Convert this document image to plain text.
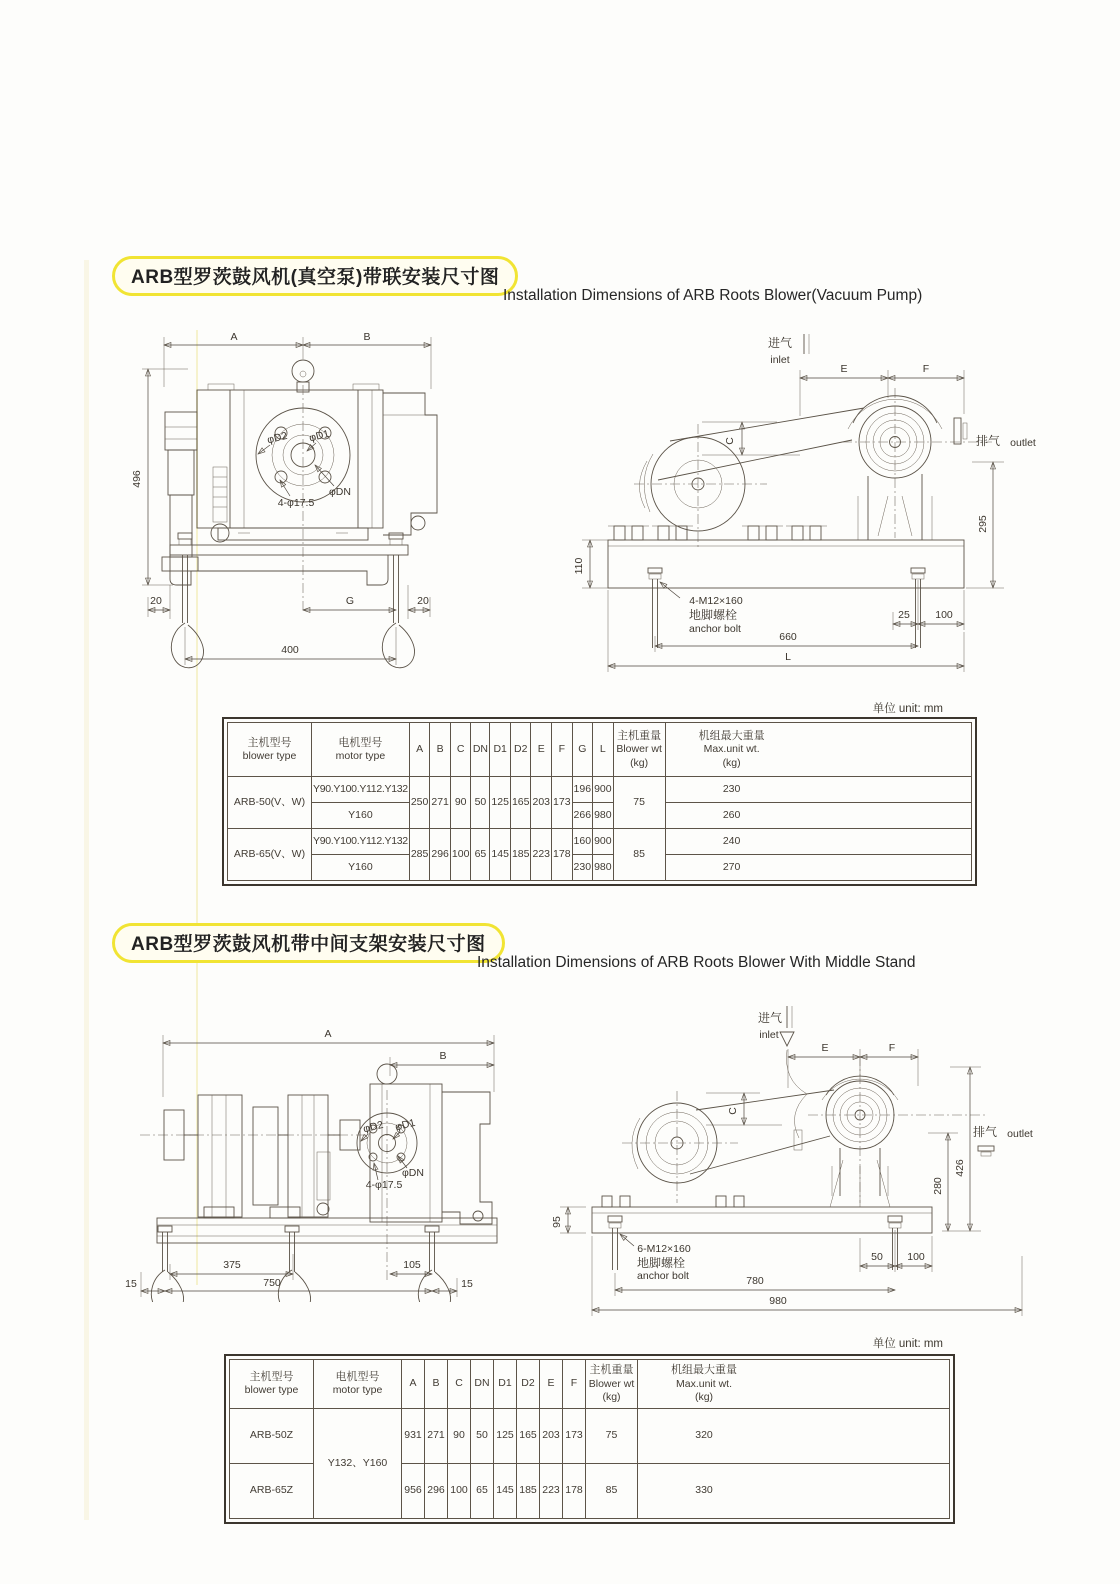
ARB型罗茨鼓风机(真空泵)带联安装尺寸图
Installation Dimensions of ARB Roots Blower(Vacuum Pump)
A	B
496
φD2 φD1
φDN
4-φ17.5
20	G	20
400
进气
inlet
E	F
C	排气 outlet
295
4-M12×160
地脚螺栓
anchor bolt
110
25 100
660
L
单位 unit: mm
主机型号
blower type

电机型号
motor type
	A	B	C	DN	D1	D2	E	F	G	L	
主机重量
Blower wt
(kg)

机组最大重量
Max.unit wt.
(kg)

ARB-50(V、W)	Y90.Y100.Y112.Y132	250	271	90	50	125	165	203	173	196	900	75	230

	Y160									266	980		260

ARB-65(V、W)	Y90.Y100.Y112.Y132	285	296	100	65	145	185	223	178	160	900	85	240

	Y160									230	980		270
ARB型罗茨鼓风机带中间支架安装尺寸图
Installation Dimensions of ARB Roots Blower With Middle Stand
A
B
φD2 φD1
φDN
4-φ17.5
375	105
15	750	15
进气
inlet
E	F
C
排气 outlet
426
280
6-M12×160
地脚螺栓
anchor bolt
95
50 100
780
980
单位 unit: mm
主机型号
blower type

电机型号
motor type
	A	B	C	DN	D1	D2	E	F	
主机重量
Blower wt
(kg)

机组最大重量
Max.unit wt.
(kg)

ARB-50Z	Y132、Y160	931	271	90	50	125	165	203	173	75	320

ARB-65Z		956	296	100	65	145	185	223	178	85	330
━━━━━━━━━━━━━━━━━━━━
→ Required task
Copy the listing word for word, excluding its pictures.

→ Exercise response
Convert this document image to plain text.
ARB型罗茨鼓风机(真空泵)带联安装尺寸图
Installation Dimensions of ARB Roots Blower(Vacuum Pump)
A	B
496
φD2 φD1
φDN
4-φ17.5
20	G	20
400
进气
inlet
E	F
C	排气 outlet
295
4-M12×160
地脚螺栓
anchor bolt
110
25 100
660
L
单位 unit: mm
主机型号
blower type

电机型号
motor type
	A	B	C	DN	D1	D2	E	F	G	L	
主机重量
Blower wt
(kg)

机组最大重量
Max.unit wt.
(kg)

ARB-50(V、W)	Y90.Y100.Y112.Y132	250	271	90	50	125	165	203	173	196	900	75	230

	Y160									266	980		260

ARB-65(V、W)	Y90.Y100.Y112.Y132	285	296	100	65	145	185	223	178	160	900	85	240

	Y160									230	980		270
ARB型罗茨鼓风机带中间支架安装尺寸图
Installation Dimensions of ARB Roots Blower With Middle Stand
A
B
φD2 φD1
φDN
4-φ17.5
375	105
15	750	15
进气
inlet
E	F
C
排气 outlet
426
280
6-M12×160
地脚螺栓
anchor bolt
95
50 100
780
980
单位 unit: mm
主机型号
blower type

电机型号
motor type
	A	B	C	DN	D1	D2	E	F	
主机重量
Blower wt
(kg)

机组最大重量
Max.unit wt.
(kg)

ARB-50Z	Y132、Y160	931	271	90	50	125	165	203	173	75	320

ARB-65Z		956	296	100	65	145	185	223	178	85	330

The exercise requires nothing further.